**WHAT THE TASK ASKS**
Below are records. Copy every line with "type" in it.

Figure record listings:
————————

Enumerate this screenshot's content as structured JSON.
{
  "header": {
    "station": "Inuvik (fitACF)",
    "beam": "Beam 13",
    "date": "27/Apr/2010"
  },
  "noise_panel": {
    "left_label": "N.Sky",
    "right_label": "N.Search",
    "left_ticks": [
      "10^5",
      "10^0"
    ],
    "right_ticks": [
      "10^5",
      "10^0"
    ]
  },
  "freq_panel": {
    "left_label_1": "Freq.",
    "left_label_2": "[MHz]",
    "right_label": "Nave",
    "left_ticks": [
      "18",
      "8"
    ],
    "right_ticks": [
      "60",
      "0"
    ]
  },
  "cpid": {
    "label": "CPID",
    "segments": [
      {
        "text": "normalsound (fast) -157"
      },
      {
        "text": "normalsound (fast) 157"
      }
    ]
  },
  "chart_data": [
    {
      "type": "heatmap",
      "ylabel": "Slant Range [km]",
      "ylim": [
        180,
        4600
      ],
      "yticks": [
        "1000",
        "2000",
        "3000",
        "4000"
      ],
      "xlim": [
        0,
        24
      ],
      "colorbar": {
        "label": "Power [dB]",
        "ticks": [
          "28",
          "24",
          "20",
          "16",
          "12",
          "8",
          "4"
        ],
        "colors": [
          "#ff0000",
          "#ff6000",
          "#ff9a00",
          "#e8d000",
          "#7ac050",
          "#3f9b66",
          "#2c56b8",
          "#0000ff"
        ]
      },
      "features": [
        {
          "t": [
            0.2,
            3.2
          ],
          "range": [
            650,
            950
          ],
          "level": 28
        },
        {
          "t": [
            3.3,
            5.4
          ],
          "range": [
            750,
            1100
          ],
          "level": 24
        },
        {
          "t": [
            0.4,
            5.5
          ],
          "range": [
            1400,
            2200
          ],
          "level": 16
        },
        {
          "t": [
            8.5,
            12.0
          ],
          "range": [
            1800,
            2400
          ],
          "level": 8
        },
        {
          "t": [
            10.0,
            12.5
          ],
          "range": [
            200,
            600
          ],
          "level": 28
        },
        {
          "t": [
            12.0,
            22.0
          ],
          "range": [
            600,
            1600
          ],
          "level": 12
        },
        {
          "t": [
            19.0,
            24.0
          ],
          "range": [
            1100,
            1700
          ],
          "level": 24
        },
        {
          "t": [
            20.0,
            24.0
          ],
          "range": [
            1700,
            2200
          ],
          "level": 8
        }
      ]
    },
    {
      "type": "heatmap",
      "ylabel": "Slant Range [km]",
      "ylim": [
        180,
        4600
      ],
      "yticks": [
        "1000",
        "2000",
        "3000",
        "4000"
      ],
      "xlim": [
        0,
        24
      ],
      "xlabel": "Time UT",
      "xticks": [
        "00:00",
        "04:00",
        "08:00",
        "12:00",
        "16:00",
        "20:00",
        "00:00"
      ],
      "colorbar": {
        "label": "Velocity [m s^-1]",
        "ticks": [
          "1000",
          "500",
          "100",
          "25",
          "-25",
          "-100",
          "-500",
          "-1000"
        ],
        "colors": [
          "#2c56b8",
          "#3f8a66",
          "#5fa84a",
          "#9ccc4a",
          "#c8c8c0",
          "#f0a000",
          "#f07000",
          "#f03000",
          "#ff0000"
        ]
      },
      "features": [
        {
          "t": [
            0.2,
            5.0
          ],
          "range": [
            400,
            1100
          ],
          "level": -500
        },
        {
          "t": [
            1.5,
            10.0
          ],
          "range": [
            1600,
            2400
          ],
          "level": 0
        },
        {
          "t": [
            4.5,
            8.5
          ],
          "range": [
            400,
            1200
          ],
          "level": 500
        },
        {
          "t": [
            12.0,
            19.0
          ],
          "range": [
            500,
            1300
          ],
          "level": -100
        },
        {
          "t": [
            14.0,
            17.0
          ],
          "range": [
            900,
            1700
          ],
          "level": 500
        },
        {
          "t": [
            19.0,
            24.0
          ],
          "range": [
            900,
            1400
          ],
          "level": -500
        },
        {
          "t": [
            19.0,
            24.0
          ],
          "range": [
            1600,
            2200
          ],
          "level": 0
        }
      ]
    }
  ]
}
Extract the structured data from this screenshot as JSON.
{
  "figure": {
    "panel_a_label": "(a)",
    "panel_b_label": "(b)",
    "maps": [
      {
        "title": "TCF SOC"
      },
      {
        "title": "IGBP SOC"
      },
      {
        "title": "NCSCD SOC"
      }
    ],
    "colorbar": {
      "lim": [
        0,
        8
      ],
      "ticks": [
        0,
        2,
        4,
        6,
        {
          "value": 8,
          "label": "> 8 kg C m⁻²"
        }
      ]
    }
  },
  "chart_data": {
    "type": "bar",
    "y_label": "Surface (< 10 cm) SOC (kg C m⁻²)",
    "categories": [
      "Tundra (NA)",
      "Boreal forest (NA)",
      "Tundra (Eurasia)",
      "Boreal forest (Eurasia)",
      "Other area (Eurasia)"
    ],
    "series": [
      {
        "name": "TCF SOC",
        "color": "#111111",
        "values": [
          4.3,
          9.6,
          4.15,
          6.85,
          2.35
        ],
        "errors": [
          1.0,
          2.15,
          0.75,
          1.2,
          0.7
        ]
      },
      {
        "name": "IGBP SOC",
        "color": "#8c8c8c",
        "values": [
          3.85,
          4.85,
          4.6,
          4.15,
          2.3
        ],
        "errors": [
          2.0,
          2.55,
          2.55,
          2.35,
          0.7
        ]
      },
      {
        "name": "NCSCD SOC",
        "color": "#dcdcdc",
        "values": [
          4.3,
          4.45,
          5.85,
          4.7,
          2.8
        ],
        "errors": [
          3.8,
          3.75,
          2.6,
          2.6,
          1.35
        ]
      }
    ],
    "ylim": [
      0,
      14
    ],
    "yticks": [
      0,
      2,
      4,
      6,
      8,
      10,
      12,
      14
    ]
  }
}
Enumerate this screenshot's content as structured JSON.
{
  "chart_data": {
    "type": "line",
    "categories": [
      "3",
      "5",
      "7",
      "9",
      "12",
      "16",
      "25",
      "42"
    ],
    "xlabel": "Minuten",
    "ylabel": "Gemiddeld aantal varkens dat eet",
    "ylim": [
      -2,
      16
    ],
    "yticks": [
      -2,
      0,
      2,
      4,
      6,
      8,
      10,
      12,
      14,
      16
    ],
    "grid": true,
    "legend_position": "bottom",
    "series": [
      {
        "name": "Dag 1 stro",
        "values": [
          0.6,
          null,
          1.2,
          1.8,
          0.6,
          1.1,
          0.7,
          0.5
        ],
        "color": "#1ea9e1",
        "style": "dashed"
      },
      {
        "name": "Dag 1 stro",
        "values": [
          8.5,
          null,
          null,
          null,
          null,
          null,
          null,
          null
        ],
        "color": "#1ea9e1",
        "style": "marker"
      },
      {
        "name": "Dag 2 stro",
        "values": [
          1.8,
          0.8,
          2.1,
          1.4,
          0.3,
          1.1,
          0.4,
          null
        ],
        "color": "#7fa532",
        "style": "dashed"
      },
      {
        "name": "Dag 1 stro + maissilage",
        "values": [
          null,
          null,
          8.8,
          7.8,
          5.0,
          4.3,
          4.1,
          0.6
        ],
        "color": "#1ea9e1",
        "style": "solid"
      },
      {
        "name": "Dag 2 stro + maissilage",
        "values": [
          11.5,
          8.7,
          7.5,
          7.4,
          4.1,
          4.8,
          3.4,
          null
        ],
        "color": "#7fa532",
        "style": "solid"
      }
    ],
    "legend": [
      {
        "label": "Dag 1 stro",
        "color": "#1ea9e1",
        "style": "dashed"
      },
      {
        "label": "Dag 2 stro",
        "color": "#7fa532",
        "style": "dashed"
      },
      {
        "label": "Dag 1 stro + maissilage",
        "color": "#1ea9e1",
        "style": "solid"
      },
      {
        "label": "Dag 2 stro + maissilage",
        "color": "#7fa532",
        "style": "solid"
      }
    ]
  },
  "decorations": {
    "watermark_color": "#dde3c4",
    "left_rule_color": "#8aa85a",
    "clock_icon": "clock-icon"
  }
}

————————

**EXERCISE ANSWER**
      "type": "heatmap",
      "type": "heatmap",
    "type": "bar",
    "type": "line",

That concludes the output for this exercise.